Gather each line in the entries that includes the string "this".

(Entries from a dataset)
----------------------------------------

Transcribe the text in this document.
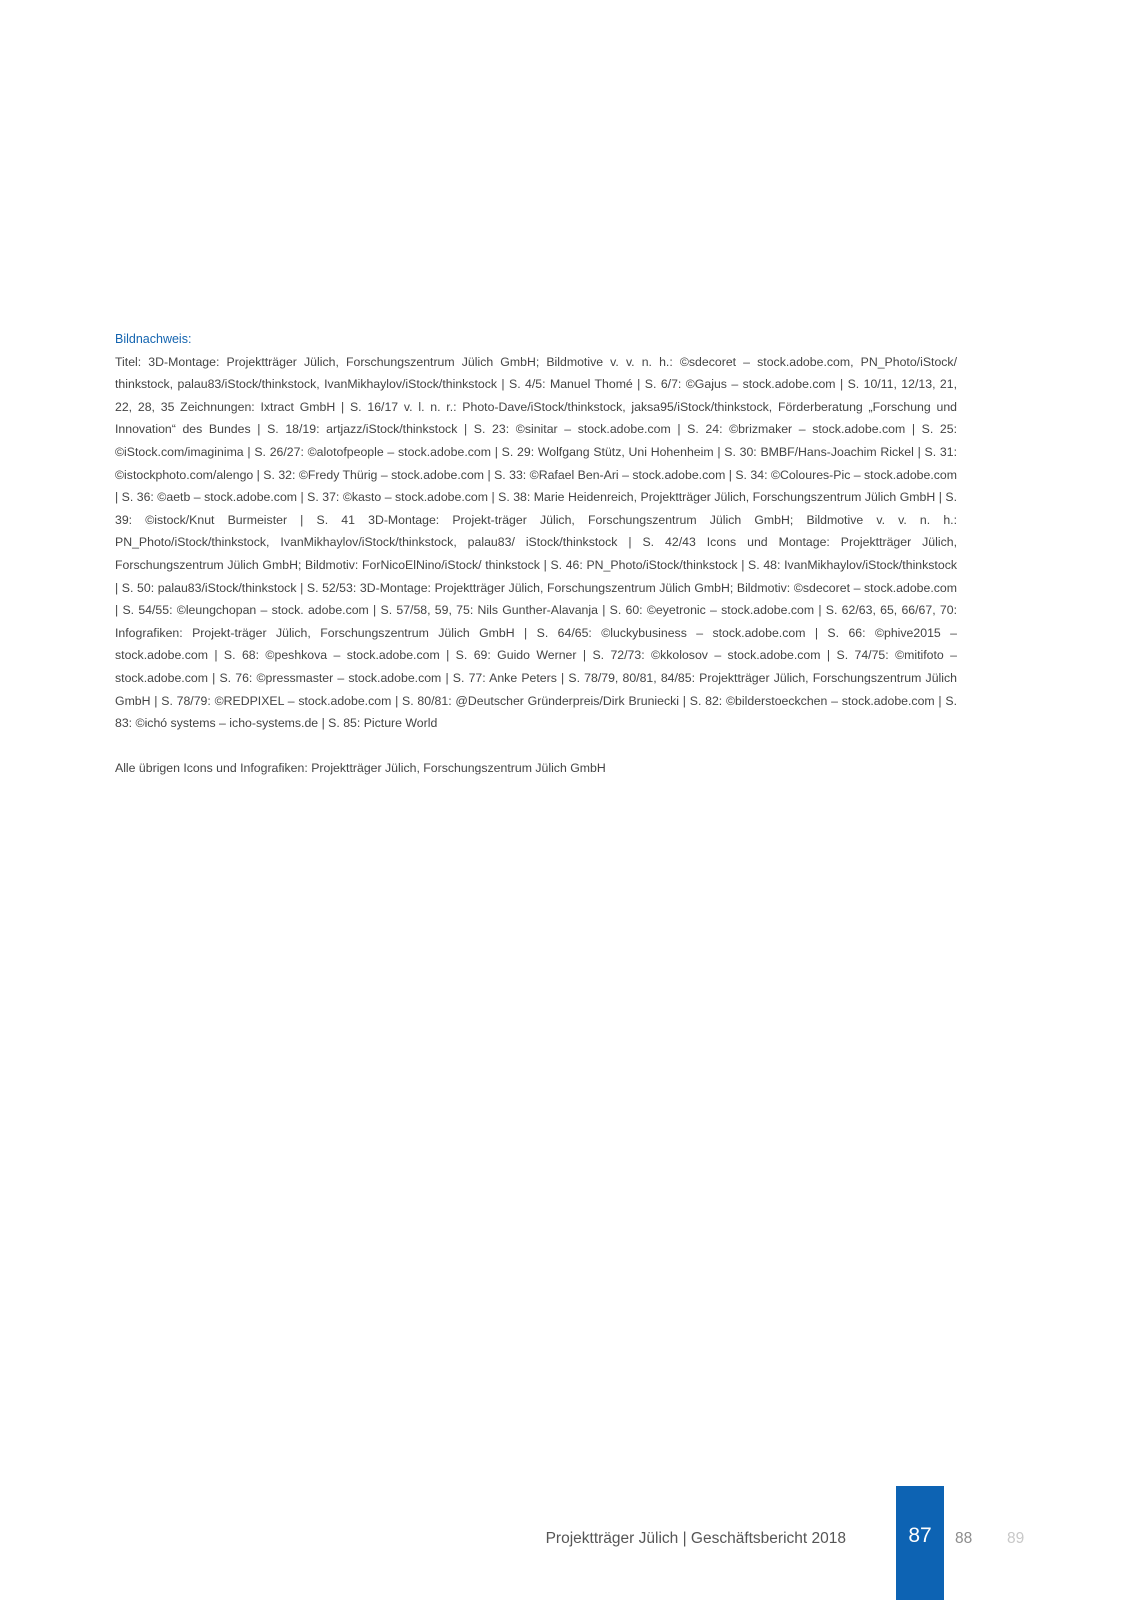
Bildnachweis:

Titel: 3D-Montage: Projektträger Jülich, Forschungszentrum Jülich GmbH; Bildmotive v. v. n. h.: ©sdecoret – stock.adobe.com, PN_Photo/iStock/ thinkstock, palau83/iStock/thinkstock, IvanMikhaylov/iStock/thinkstock | S. 4/5: Manuel Thomé | S. 6/7: ©Gajus – stock.adobe.com | S. 10/11, 12/13, 21, 22, 28, 35 Zeichnungen: Ixtract GmbH | S. 16/17 v. l. n. r.: Photo-Dave/iStock/thinkstock, jaksa95/iStock/thinkstock, Förderberatung „Forschung und Innovation“ des Bundes | S. 18/19: artjazz/iStock/thinkstock | S. 23: ©sinitar – stock.adobe.com | S. 24: ©brizmaker – stock.adobe.com | S. 25: ©iStock.com/imaginima | S. 26/27: ©alotofpeople – stock.adobe.com | S. 29: Wolfgang Stütz, Uni Hohenheim | S. 30: BMBF/Hans-Joachim Rickel | S. 31: ©istockphoto.com/alengo | S. 32: ©Fredy Thürig – stock.adobe.com | S. 33: ©Rafael Ben-Ari – stock.adobe.com | S. 34: ©Coloures-Pic – stock.adobe.com | S. 36: ©aetb – stock.adobe.com | S. 37: ©kasto – stock.adobe.com | S. 38: Marie Heidenreich, Projektträger Jülich, Forschungszentrum Jülich GmbH | S. 39: ©istock/Knut Burmeister | S. 41 3D-Montage: Projekt-träger Jülich, Forschungszentrum Jülich GmbH; Bildmotive v. v. n. h.: PN_Photo/iStock/thinkstock, IvanMikhaylov/iStock/thinkstock, palau83/ iStock/thinkstock | S. 42/43 Icons und Montage: Projektträger Jülich, Forschungszentrum Jülich GmbH; Bildmotiv: ForNicoElNino/iStock/ thinkstock | S. 46: PN_Photo/iStock/thinkstock | S. 48: IvanMikhaylov/iStock/thinkstock | S. 50: palau83/iStock/thinkstock | S. 52/53: 3D-Montage: Projektträger Jülich, Forschungszentrum Jülich GmbH; Bildmotiv: ©sdecoret – stock.adobe.com | S. 54/55: ©leungchopan – stock. adobe.com | S. 57/58, 59, 75: Nils Gunther-Alavanja | S. 60: ©eyetronic – stock.adobe.com | S. 62/63, 65, 66/67, 70: Infografiken: Projekt-träger Jülich, Forschungszentrum Jülich GmbH | S. 64/65: ©luckybusiness – stock.adobe.com | S. 66: ©phive2015 – stock.adobe.com | S. 68: ©peshkova – stock.adobe.com | S. 69: Guido Werner | S. 72/73: ©kkolosov – stock.adobe.com | S. 74/75: ©mitifoto – stock.adobe.com | S. 76: ©pressmaster – stock.adobe.com | S. 77: Anke Peters | S. 78/79, 80/81, 84/85: Projektträger Jülich, Forschungszentrum Jülich GmbH | S. 78/79: ©REDPIXEL – stock.adobe.com | S. 80/81: @Deutscher Gründerpreis/Dirk Bruniecki | S. 82: ©bilderstoeckchen – stock.adobe.com | S. 83: ©ichó systems – icho-systems.de | S. 85: Picture World

Alle übrigen Icons und Infografiken: Projektträger Jülich, Forschungszentrum Jülich GmbH

Projektträger Jülich | Geschäftsbericht 2018	87	88 89
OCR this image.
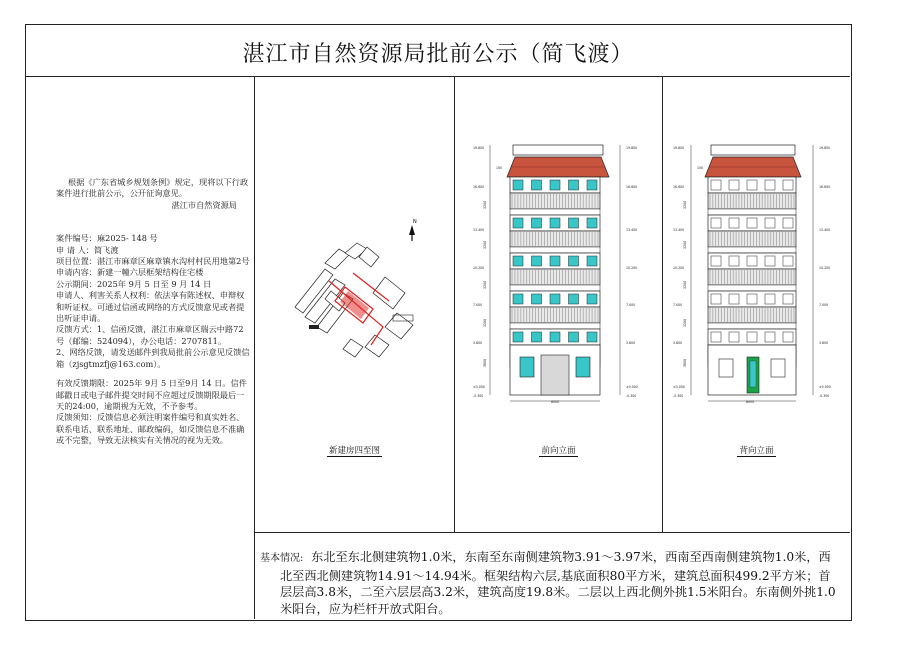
湛江市自然资源局批前公示（简飞渡）

根据《广东省城乡规划条例》规定，现将以下行政案件进行批前公示，公开征询意见。

湛江市自然资源局

案件编号：麻2025- 148 号

申 请 人：简飞渡

项目位置：湛江市麻章区麻章镇水沟村村民用地第2号

申请内容：新建一幢六层框架结构住宅楼

公示期间：2025年 9月 5 日至 9 月 14 日

申请人、利害关系人权利：依法享有陈述权、申辩权和听证权。可通过信函或网络的方式反馈意见或者提出听证申请。

反馈方式：1、信函反馈，湛江市麻章区瑞云中路72号（邮编：524094），办公电话：2707811。

2、网络反馈，请发送邮件到我局批前公示意见反馈信箱（zjsgtmzfj@163.com）。

有效反馈期限：2025年 9月 5 日至9月 14 日。信件邮戳日或电子邮件提交时间不应超过反馈期限最后一天的24:00，逾期视为无效，不予参考。

反馈须知：反馈信息必须注明案件编号和真实姓名、联系电话、联系地址、邮政编码，如反馈信息不准确或不完整，导致无法核实有关情况的视为无效。

N
新建房四至图
19.800	19.800
16.600	16.600
13.400	13.400
10.200	10.200
7.000	7.000
3.800	3.800
±0.000	±0.000
-0.300	-0.300
150
3200
3200
3200
3200
3800
8000
前向立面
19.800	19.800
16.600	16.600
13.400	13.400
10.200	10.200
7.000	7.000
3.800	3.800
±0.000	±0.000
-0.300	-0.300
150
3200
3200
3200
3200
3800
8000
背向立面
基本情况: 东北至东北侧建筑物1.0米，东南至东南侧建筑物3.91～3.97米，西南至西南侧建筑物1.0米，西北至西北侧建筑物14.91～14.94米。框架结构六层,基底面积80平方米，建筑总面积499.2平方米；首层层高3.8米，二至六层层高3.2米，建筑高度19.8米。二层以上西北侧外挑1.5米阳台。东南侧外挑1.0米阳台，应为栏杆开放式阳台。
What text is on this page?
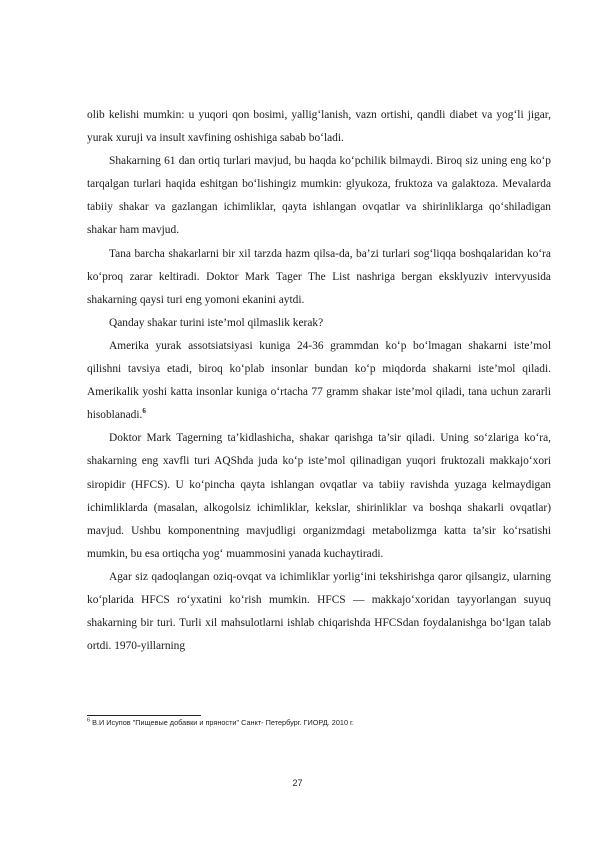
olib kelishi mumkin: u yuqori qon bosimi, yallig‘lanish, vazn ortishi, qandli diabet va yog‘li jigar, yurak xuruji va insult xavfining oshishiga sabab bo‘ladi.

Shakarning 61 dan ortiq turlari mavjud, bu haqda ko‘pchilik bilmaydi. Biroq siz uning eng ko‘p tarqalgan turlari haqida eshitgan bo‘lishingiz mumkin: glyukoza, fruktoza va galaktoza. Mevalarda tabiiy shakar va gazlangan ichimliklar, qayta ishlangan ovqatlar va shirinliklarga qo‘shiladigan shakar ham mavjud.

Tana barcha shakarlarni bir xil tarzda hazm qilsa-da, ba’zi turlari sog‘liqqa boshqalaridan ko‘ra ko‘proq zarar keltiradi. Doktor Mark Tager The List nashriga bergan eksklyuziv intervyusida shakarning qaysi turi eng yomoni ekanini aytdi.

Qanday shakar turini iste’mol qilmaslik kerak?

Amerika yurak assotsiatsiyasi kuniga 24-36 grammdan ko‘p bo‘lmagan shakarni iste’mol qilishni tavsiya etadi, biroq ko‘plab insonlar bundan ko‘p miqdorda shakarni iste’mol qiladi. Amerikalik yoshi katta insonlar kuniga o‘rtacha 77 gramm shakar iste’mol qiladi, tana uchun zararli hisoblanadi.$^6$

Doktor Mark Tagerning ta’kidlashicha, shakar qarishga ta’sir qiladi. Uning so‘zlariga ko‘ra, shakarning eng xavfli turi AQShda juda ko‘p iste’mol qilinadigan yuqori fruktozali makkajo‘xori siropidir (HFCS). U ko‘pincha qayta ishlangan ovqatlar va tabiiy ravishda yuzaga kelmaydigan ichimliklarda (masalan, alkogolsiz ichimliklar, kekslar, shirinliklar va boshqa shakarli ovqatlar) mavjud. Ushbu komponentning mavjudligi organizmdagi metabolizmga katta ta’sir ko‘rsatishi mumkin, bu esa ortiqcha yog‘ muammosini yanada kuchaytiradi.

Agar siz qadoqlangan oziq-ovqat va ichimliklar yorlig‘ini tekshirishga qaror qilsangiz, ularning ko‘plarida HFCS ro‘yxatini ko‘rish mumkin. HFCS — makkajo‘xoridan tayyorlangan suyuq shakarning bir turi. Turli xil mahsulotlarni ishlab chiqarishda HFCSdan foydalanishga bo‘lgan talab ortdi. 1970-yillarning

$^6$ В.И Исупов "Пищевые добавки и пряности" Санкт- Петербург. ГИОРД. 2010 г.
27
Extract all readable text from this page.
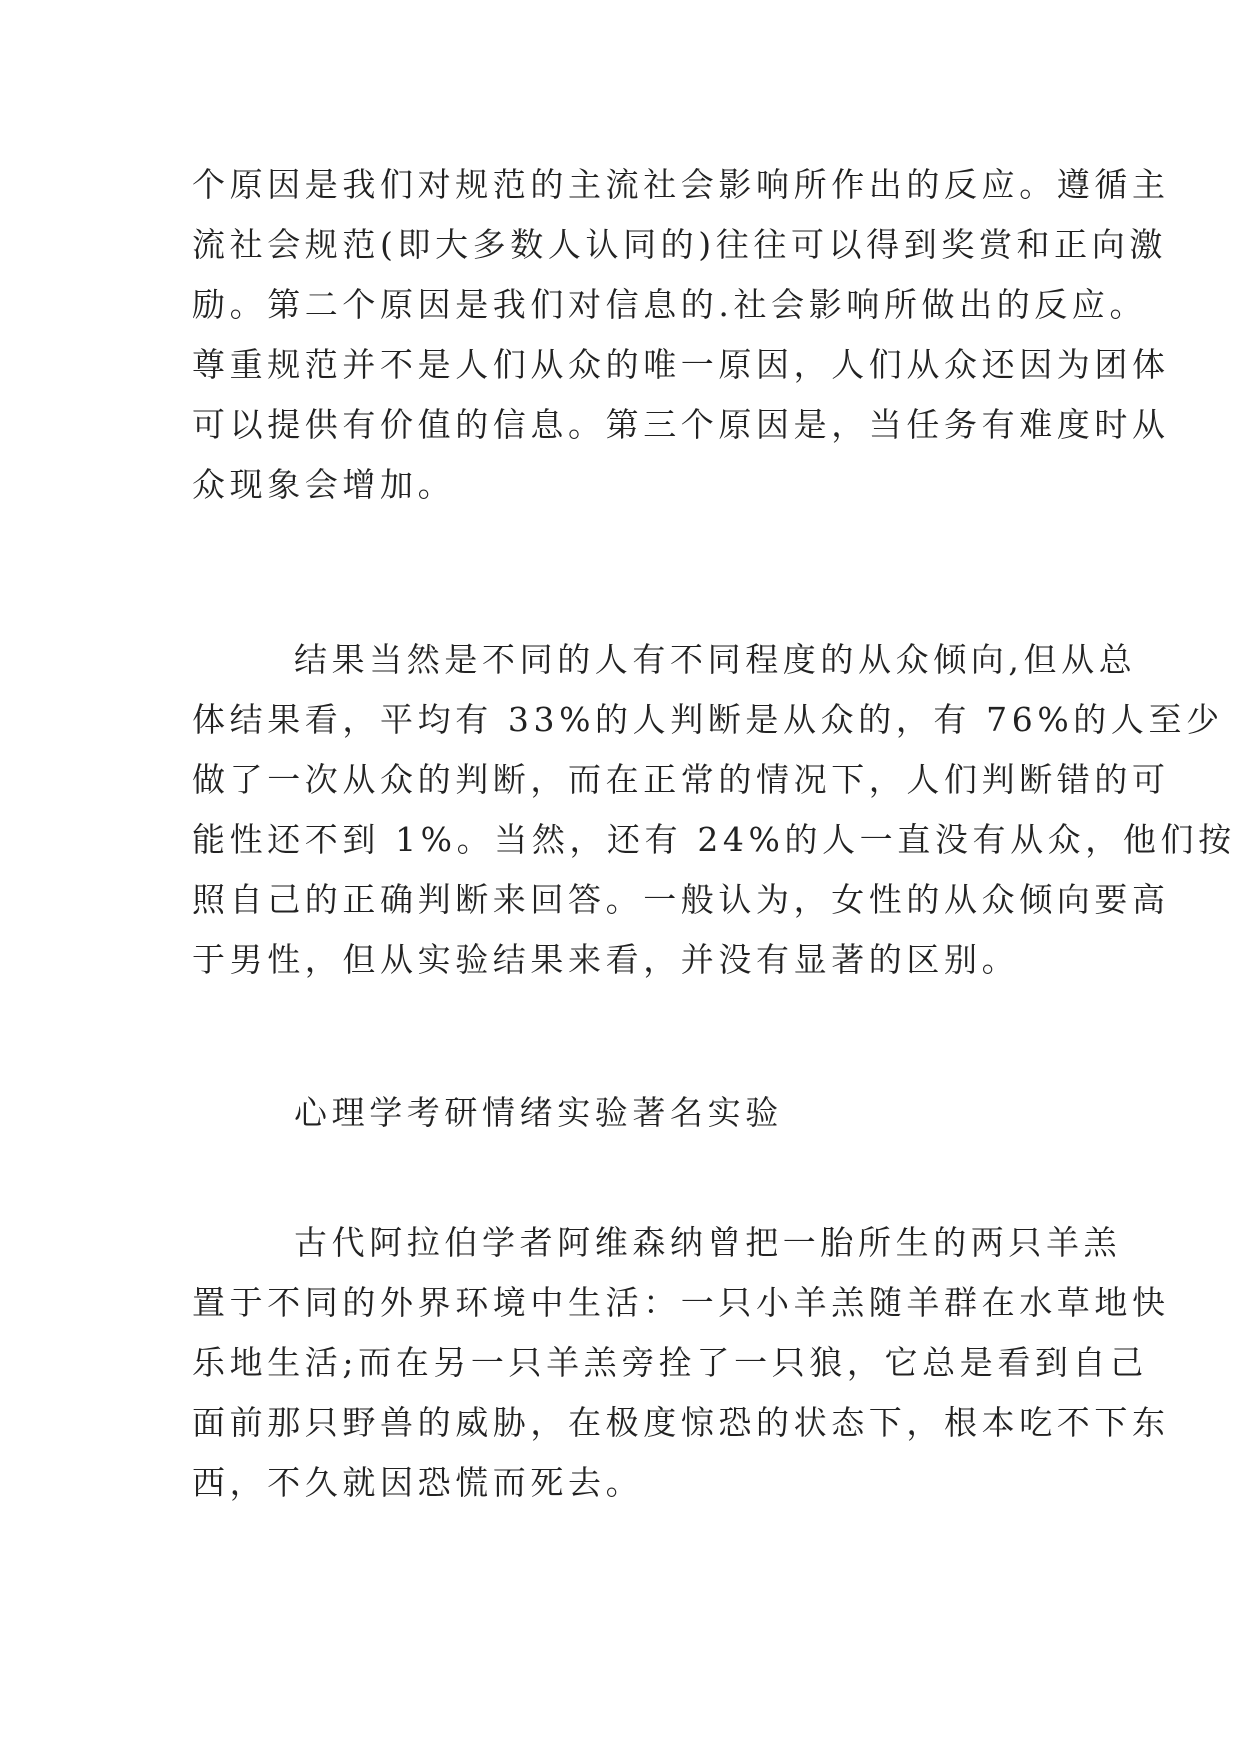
个原因是我们对规范的主流社会影响所作出的反应。遵循主
流社会规范(即大多数人认同的)往往可以得到奖赏和正向激
励。第二个原因是我们对信息的.社会影响所做出的反应。
尊重规范并不是人们从众的唯一原因，人们从众还因为团体
可以提供有价值的信息。第三个原因是，当任务有难度时从
众现象会增加。

结果当然是不同的人有不同程度的从众倾向,但从总
体结果看，平均有 33%的人判断是从众的，有 76%的人至少
做了一次从众的判断，而在正常的情况下，人们判断错的可
能性还不到 1%。当然，还有 24%的人一直没有从众，他们按
照自己的正确判断来回答。一般认为，女性的从众倾向要高
于男性，但从实验结果来看，并没有显著的区别。

心理学考研情绪实验著名实验

古代阿拉伯学者阿维森纳曾把一胎所生的两只羊羔
置于不同的外界环境中生活：一只小羊羔随羊群在水草地快
乐地生活;而在另一只羊羔旁拴了一只狼，它总是看到自己
面前那只野兽的威胁，在极度惊恐的状态下，根本吃不下东
西，不久就因恐慌而死去。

----------------------------------------

**Exercise result:**
Transcribe the text in this document.
OCR this image.
What text is on this page?
Extract all readable text from this page.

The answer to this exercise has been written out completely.